WHAT THIS TASK INVOLVES.
Can the lines below, from the one that holds "Convert this screenshot" to the very end, be echoed exactly, with both ends included and no pictures?

INPUT DATA.
--------

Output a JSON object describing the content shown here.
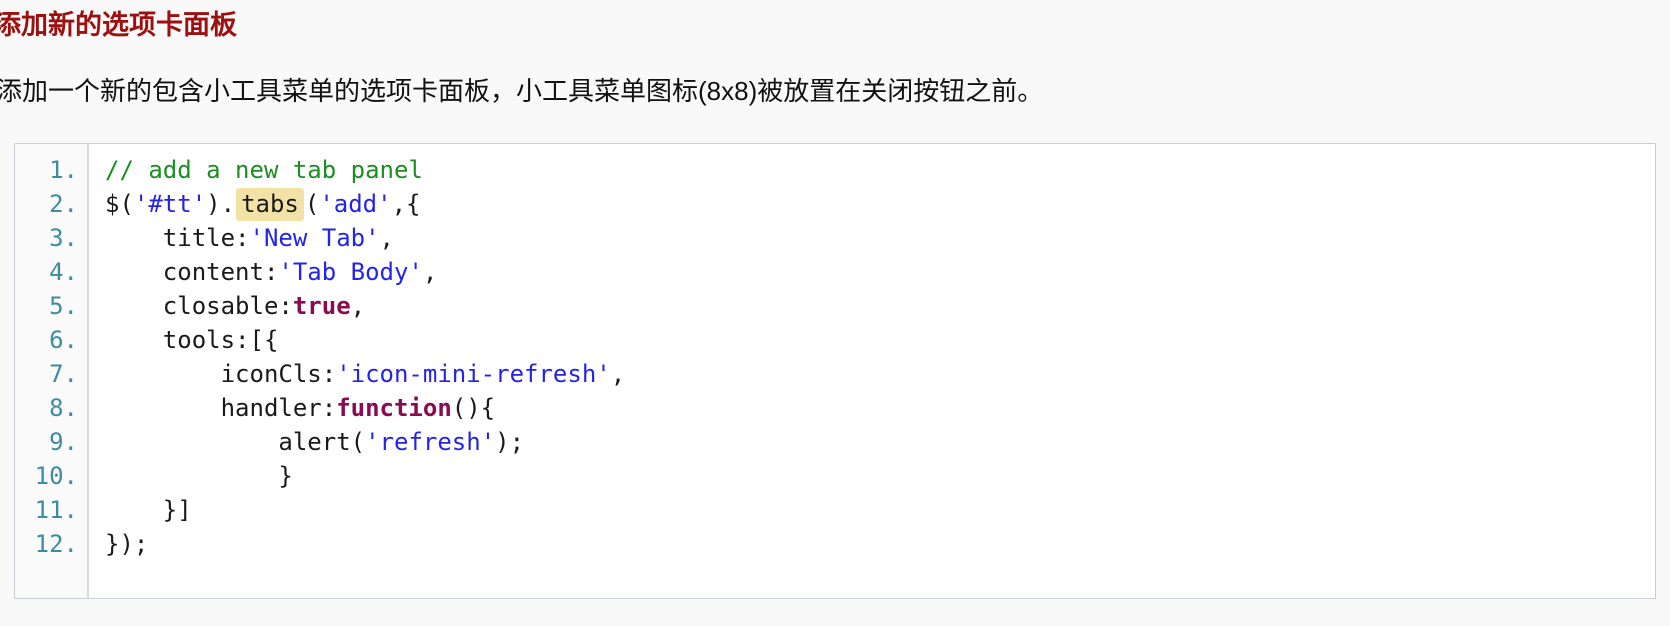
{
  "page": {
    "background_color": "#f9f9f9"
  },
  "heading": {
    "text": "添加新的选项卡面板",
    "color": "#9c1010"
  },
  "paragraph": {
    "text": "添加一个新的包含小工具菜单的选项卡面板，小工具菜单图标(8x8)被放置在关闭按钮之前。",
    "color": "#111111"
  },
  "code_block": {
    "language": "javascript",
    "border_color": "#c9ced6",
    "background_color": "#ffffff",
    "gutter_background_color": "#fafafa",
    "line_number_color": "#3d8ca3",
    "highlight_color": "#f3e2a6",
    "comment_color": "#1c8e24",
    "string_color": "#2424e8",
    "keyword_color": "#8a0b52",
    "line_numbers": [
      "1.",
      "2.",
      "3.",
      "4.",
      "5.",
      "6.",
      "7.",
      "8.",
      "9.",
      "10.",
      "11.",
      "12."
    ],
    "plain_text": "// add a new tab panel\n$('#tt').tabs('add',{\n    title:'New Tab',\n    content:'Tab Body',\n    closable:true,\n    tools:[{\n        iconCls:'icon-mini-refresh',\n        handler:function(){\n            alert('refresh');\n        }\n    }]\n});",
    "lines": [
      {
        "number": "1.",
        "tokens": [
          {
            "type": "comment",
            "text": "// add a new tab panel"
          }
        ]
      },
      {
        "number": "2.",
        "tokens": [
          {
            "type": "plain",
            "text": "$("
          },
          {
            "type": "string",
            "text": "'#tt'"
          },
          {
            "type": "plain",
            "text": ")."
          },
          {
            "type": "mark",
            "text": "tabs"
          },
          {
            "type": "plain",
            "text": "("
          },
          {
            "type": "string",
            "text": "'add'"
          },
          {
            "type": "plain",
            "text": ",{"
          }
        ]
      },
      {
        "number": "3.",
        "tokens": [
          {
            "type": "plain",
            "text": "    title:"
          },
          {
            "type": "string",
            "text": "'New Tab'"
          },
          {
            "type": "plain",
            "text": ","
          }
        ]
      },
      {
        "number": "4.",
        "tokens": [
          {
            "type": "plain",
            "text": "    content:"
          },
          {
            "type": "string",
            "text": "'Tab Body'"
          },
          {
            "type": "plain",
            "text": ","
          }
        ]
      },
      {
        "number": "5.",
        "tokens": [
          {
            "type": "plain",
            "text": "    closable:"
          },
          {
            "type": "keyword",
            "text": "true"
          },
          {
            "type": "plain",
            "text": ","
          }
        ]
      },
      {
        "number": "6.",
        "tokens": [
          {
            "type": "plain",
            "text": "    tools:[{"
          }
        ]
      },
      {
        "number": "7.",
        "tokens": [
          {
            "type": "plain",
            "text": "        iconCls:"
          },
          {
            "type": "string",
            "text": "'icon-mini-refresh'"
          },
          {
            "type": "plain",
            "text": ","
          }
        ]
      },
      {
        "number": "8.",
        "tokens": [
          {
            "type": "plain",
            "text": "        handler:"
          },
          {
            "type": "keyword",
            "text": "function"
          },
          {
            "type": "plain",
            "text": "(){"
          }
        ]
      },
      {
        "number": "9.",
        "tokens": [
          {
            "type": "plain",
            "text": "            alert("
          },
          {
            "type": "string",
            "text": "'refresh'"
          },
          {
            "type": "plain",
            "text": ");"
          }
        ]
      },
      {
        "number": "10.",
        "tokens": [
          {
            "type": "plain",
            "text": "            }"
          }
        ]
      },
      {
        "number": "11.",
        "tokens": [
          {
            "type": "plain",
            "text": "    }]"
          }
        ]
      },
      {
        "number": "12.",
        "tokens": [
          {
            "type": "plain",
            "text": "});"
          }
        ]
      }
    ]
  }
}
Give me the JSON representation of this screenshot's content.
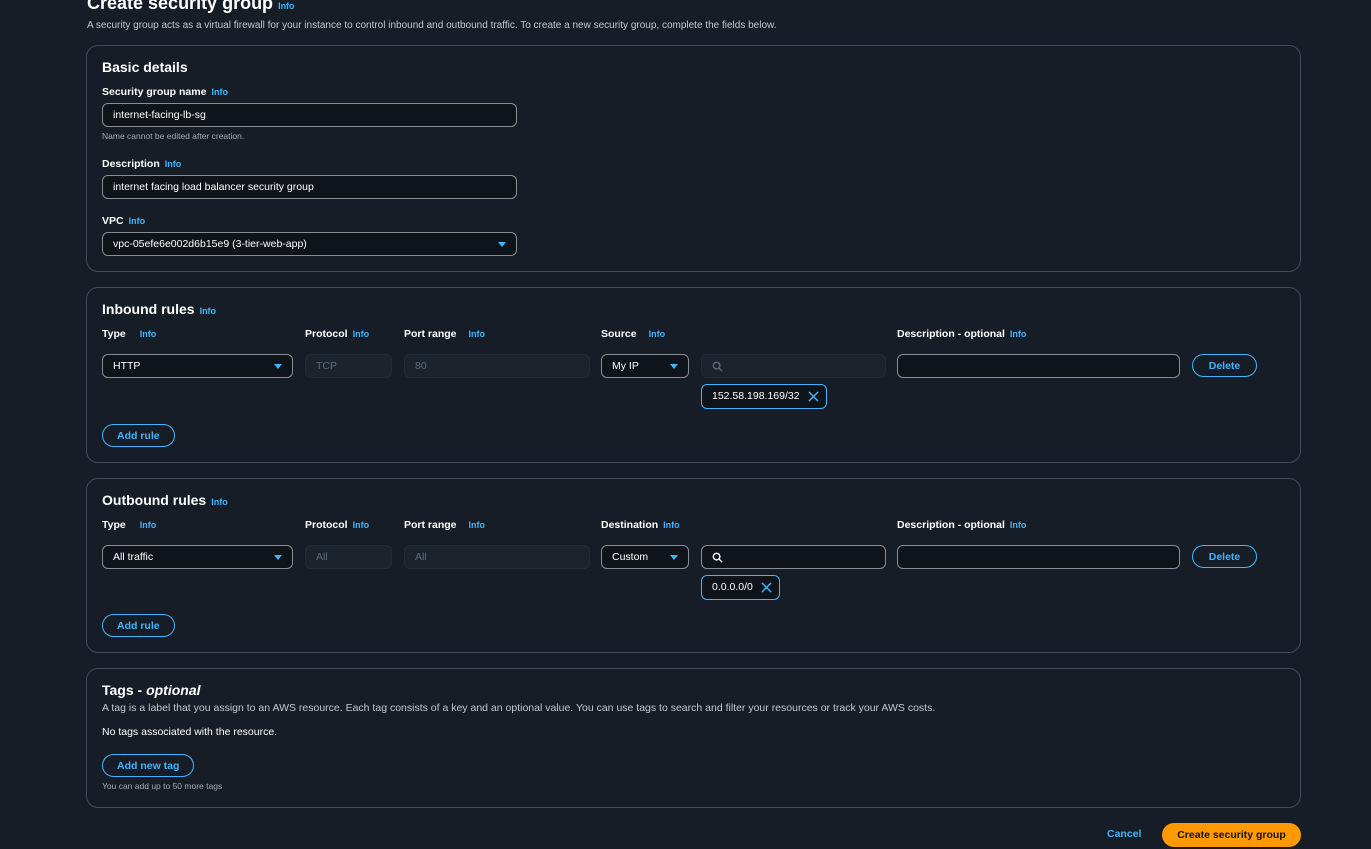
{
  "page": {
    "title": "Create security group",
    "info": "Info",
    "description": "A security group acts as a virtual firewall for your instance to control inbound and outbound traffic. To create a new security group, complete the fields below."
  },
  "basic": {
    "title": "Basic details",
    "name_label": "Security group name",
    "name_info": "Info",
    "name_value": "internet-facing-lb-sg",
    "name_hint": "Name cannot be edited after creation.",
    "desc_label": "Description",
    "desc_info": "Info",
    "desc_value": "internet facing load balancer security group",
    "vpc_label": "VPC",
    "vpc_info": "Info",
    "vpc_value": "vpc-05efe6e002d6b15e9 (3-tier-web-app)"
  },
  "inbound": {
    "title": "Inbound rules",
    "info": "Info",
    "headers": {
      "type": "Type",
      "type_info": "Info",
      "protocol": "Protocol",
      "protocol_info": "Info",
      "port": "Port range",
      "port_info": "Info",
      "source": "Source",
      "source_info": "Info",
      "desc": "Description - optional",
      "desc_info": "Info"
    },
    "rule": {
      "type": "HTTP",
      "protocol": "TCP",
      "port": "80",
      "source": "My IP",
      "search_value": "",
      "token": "152.58.198.169/32",
      "description": ""
    },
    "delete_label": "Delete",
    "add_rule_label": "Add rule"
  },
  "outbound": {
    "title": "Outbound rules",
    "info": "Info",
    "headers": {
      "type": "Type",
      "type_info": "Info",
      "protocol": "Protocol",
      "protocol_info": "Info",
      "port": "Port range",
      "port_info": "Info",
      "destination": "Destination",
      "destination_info": "Info",
      "desc": "Description - optional",
      "desc_info": "Info"
    },
    "rule": {
      "type": "All traffic",
      "protocol": "All",
      "port": "All",
      "destination": "Custom",
      "search_value": "",
      "token": "0.0.0.0/0",
      "description": ""
    },
    "delete_label": "Delete",
    "add_rule_label": "Add rule"
  },
  "tags": {
    "title": "Tags - ",
    "title_optional": "optional",
    "description": "A tag is a label that you assign to an AWS resource. Each tag consists of a key and an optional value. You can use tags to search and filter your resources or track your AWS costs.",
    "empty": "No tags associated with the resource.",
    "add_label": "Add new tag",
    "hint": "You can add up to 50 more tags"
  },
  "footer": {
    "cancel_label": "Cancel",
    "create_label": "Create security group"
  },
  "colors": {
    "accent": "#42b4ff",
    "primary": "#ff9900",
    "background": "#161d26"
  }
}
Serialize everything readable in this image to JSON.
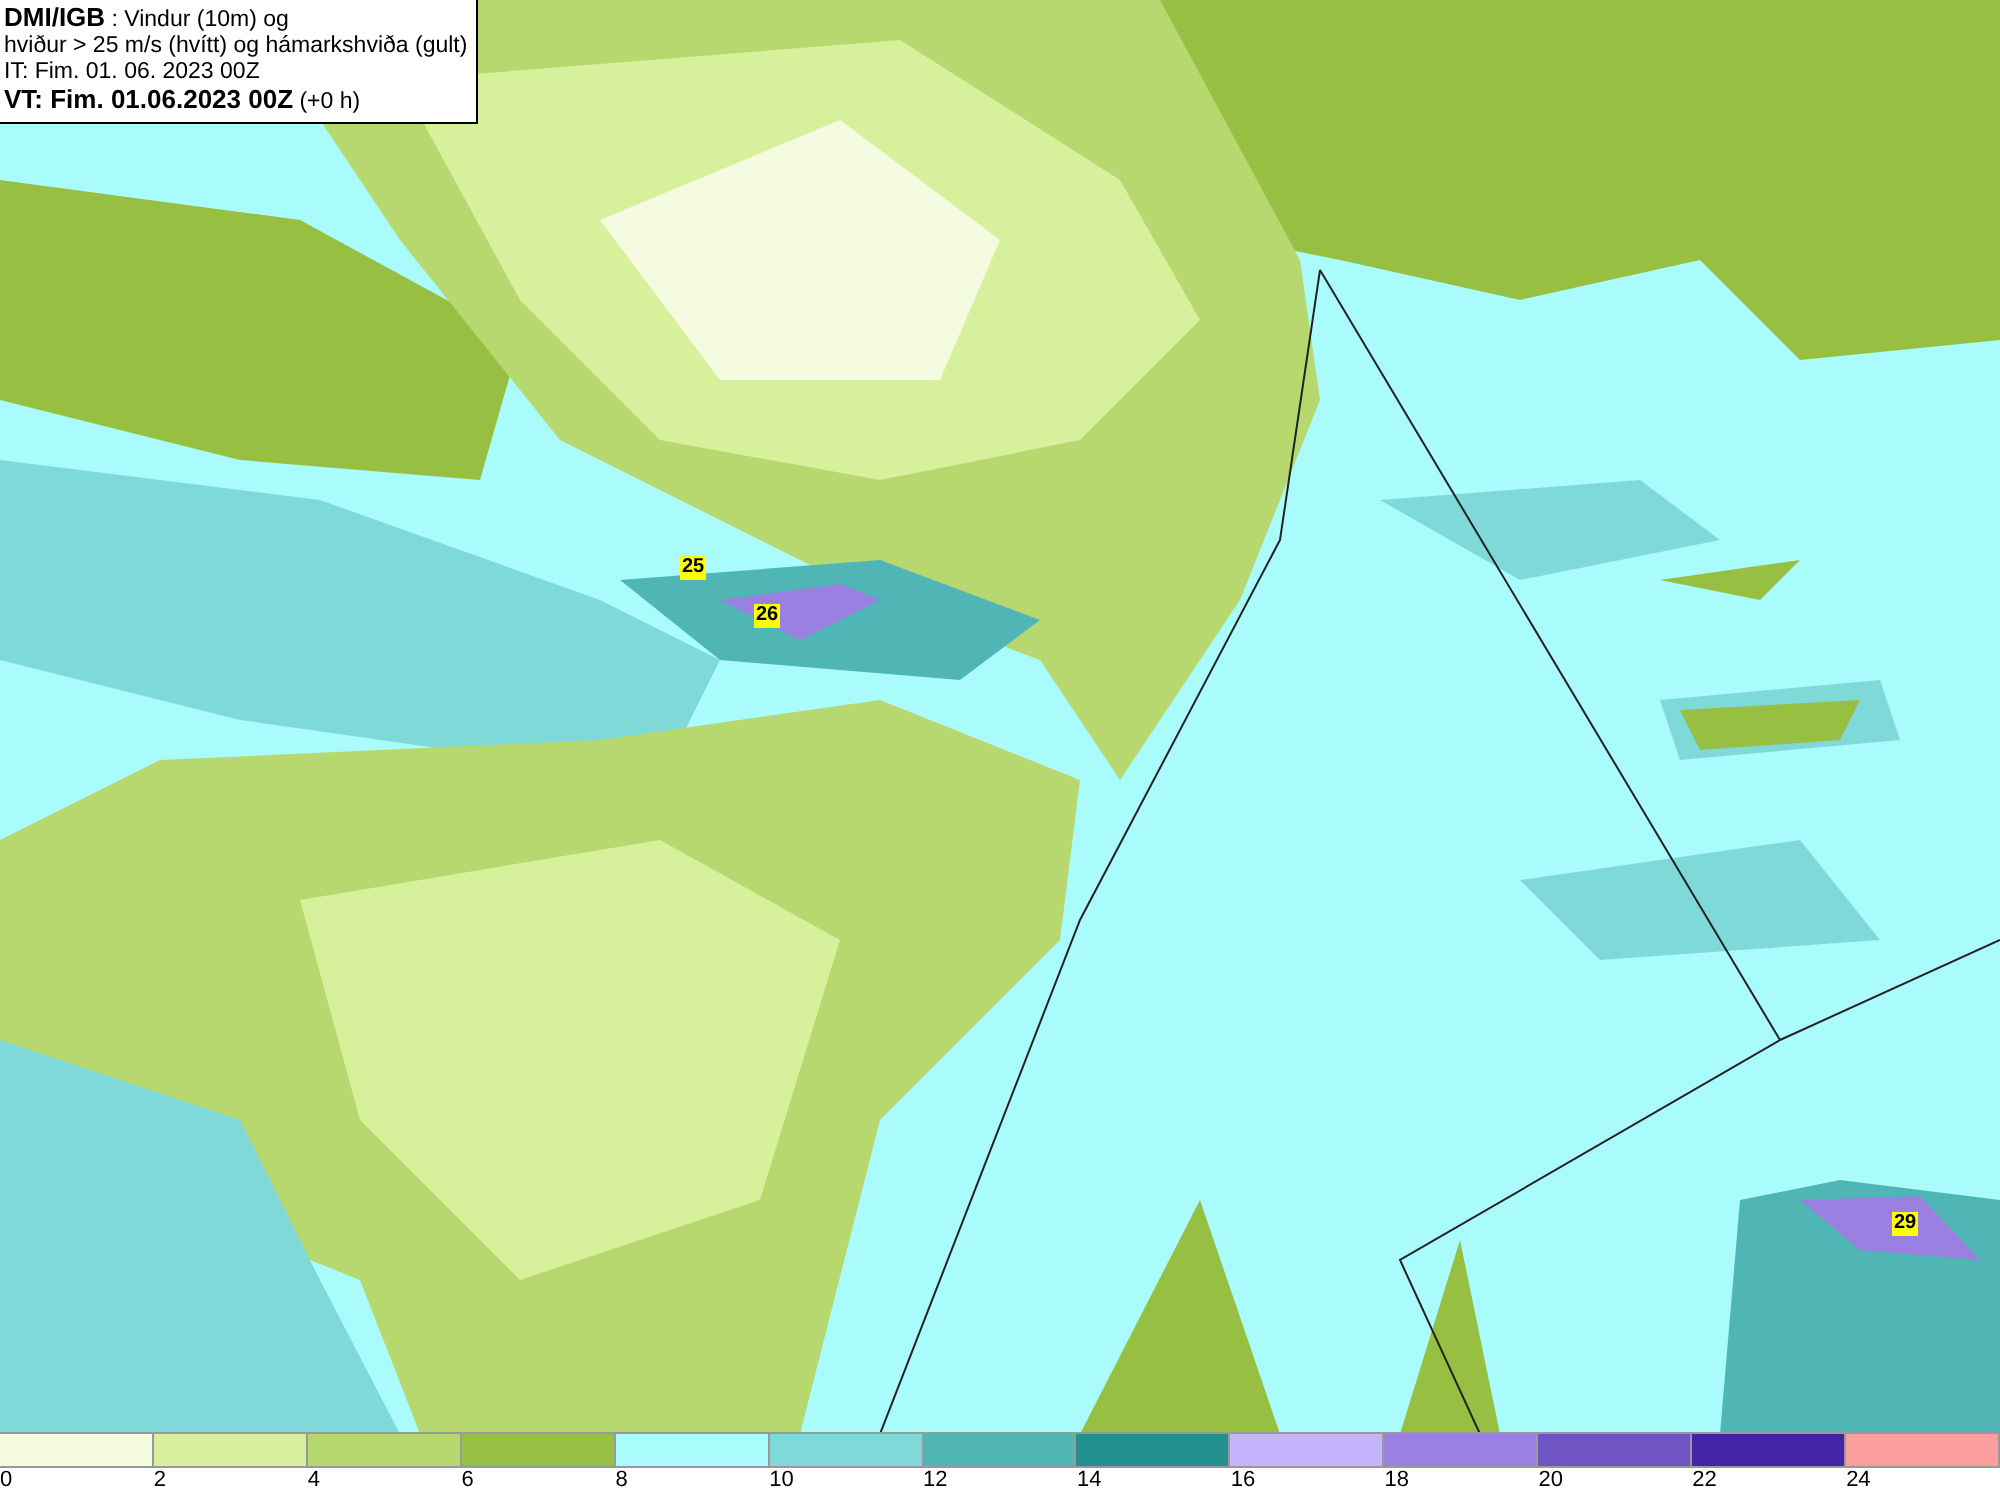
{
  "title_box": {
    "source": "DMI/IGB",
    "line_1": " : Vindur (10m) og",
    "line_2": "hviður > 25 m/s (hvítt) og hámarkshviða (gult)",
    "issue_time": "IT: Fim. 01. 06. 2023 00Z",
    "valid_time": "VT: Fim. 01.06.2023 00Z",
    "lead": " (+0 h)"
  },
  "gust_labels": [
    "25",
    "26",
    "29"
  ],
  "legend": [
    {
      "label": "0",
      "color": "#f5fbe0"
    },
    {
      "label": "2",
      "color": "#d7f09b"
    },
    {
      "label": "4",
      "color": "#b6d86f"
    },
    {
      "label": "6",
      "color": "#97bf42"
    },
    {
      "label": "8",
      "color": "#aafcfc"
    },
    {
      "label": "10",
      "color": "#7fd9d9"
    },
    {
      "label": "12",
      "color": "#50b5b5"
    },
    {
      "label": "14",
      "color": "#238f8f"
    },
    {
      "label": "16",
      "color": "#c3b4fc"
    },
    {
      "label": "18",
      "color": "#9a80e0"
    },
    {
      "label": "20",
      "color": "#6f54c4"
    },
    {
      "label": "22",
      "color": "#4424a6"
    },
    {
      "label": "24",
      "color": "#fc9e9e"
    }
  ]
}
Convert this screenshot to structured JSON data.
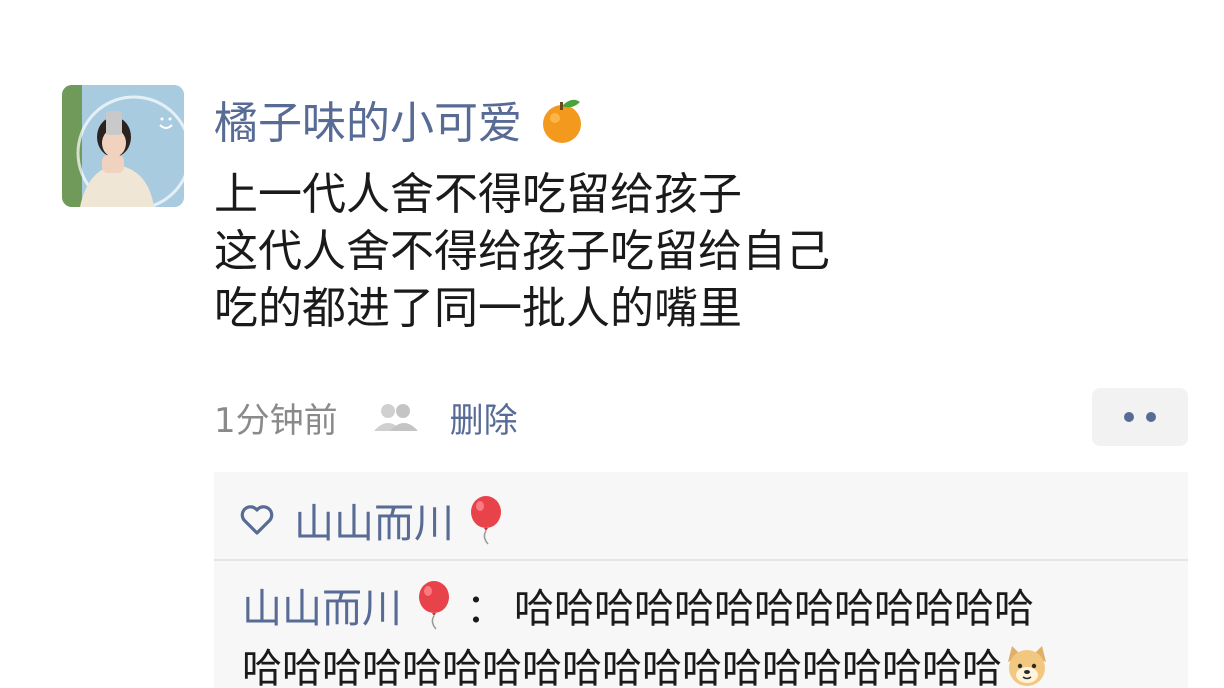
{
  "post": {
    "author": "橘子味的小可爱",
    "author_emoji": "orange-icon",
    "lines": [
      "上一代人舍不得吃留给孩子",
      "这代人舍不得给孩子吃留给自己",
      "吃的都进了同一批人的嘴里"
    ],
    "time": "1分钟前",
    "visibility_icon": "friends-icon",
    "delete_label": "删除",
    "more_icon": "more-dots-icon"
  },
  "likes": {
    "icon": "heart-icon",
    "names": [
      "山山而川"
    ],
    "name_emoji": "balloon-icon"
  },
  "comments": [
    {
      "author": "山山而川",
      "author_emoji": "balloon-icon",
      "separator": "：",
      "text_line1": "哈哈哈哈哈哈哈哈哈哈哈哈哈",
      "text_line2": "哈哈哈哈哈哈哈哈哈哈哈哈哈哈哈哈哈哈哈",
      "trailing_emoji": "doge-icon"
    }
  ],
  "colors": {
    "link_blue": "#576b95",
    "text_dark": "#1a1a1a",
    "meta_gray": "#8a8a8a",
    "comment_bg": "#f7f7f7"
  }
}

--------

EXERCISE SOLUTION.
Convert this screenshot to structured JSON data.
{
  "post": {
    "author": "橘子味的小可爱",
    "author_emoji": "orange-icon",
    "lines": [
      "上一代人舍不得吃留给孩子",
      "这代人舍不得给孩子吃留给自己",
      "吃的都进了同一批人的嘴里"
    ],
    "time": "1分钟前",
    "visibility_icon": "friends-icon",
    "delete_label": "删除",
    "more_icon": "more-dots-icon"
  },
  "likes": {
    "icon": "heart-icon",
    "names": [
      "山山而川"
    ],
    "name_emoji": "balloon-icon"
  },
  "comments": [
    {
      "author": "山山而川",
      "author_emoji": "balloon-icon",
      "separator": "：",
      "text_line1": "哈哈哈哈哈哈哈哈哈哈哈哈哈",
      "text_line2": "哈哈哈哈哈哈哈哈哈哈哈哈哈哈哈哈哈哈哈",
      "trailing_emoji": "doge-icon"
    }
  ],
  "colors": {
    "link_blue": "#576b95",
    "text_dark": "#1a1a1a",
    "meta_gray": "#8a8a8a",
    "comment_bg": "#f7f7f7"
  }
}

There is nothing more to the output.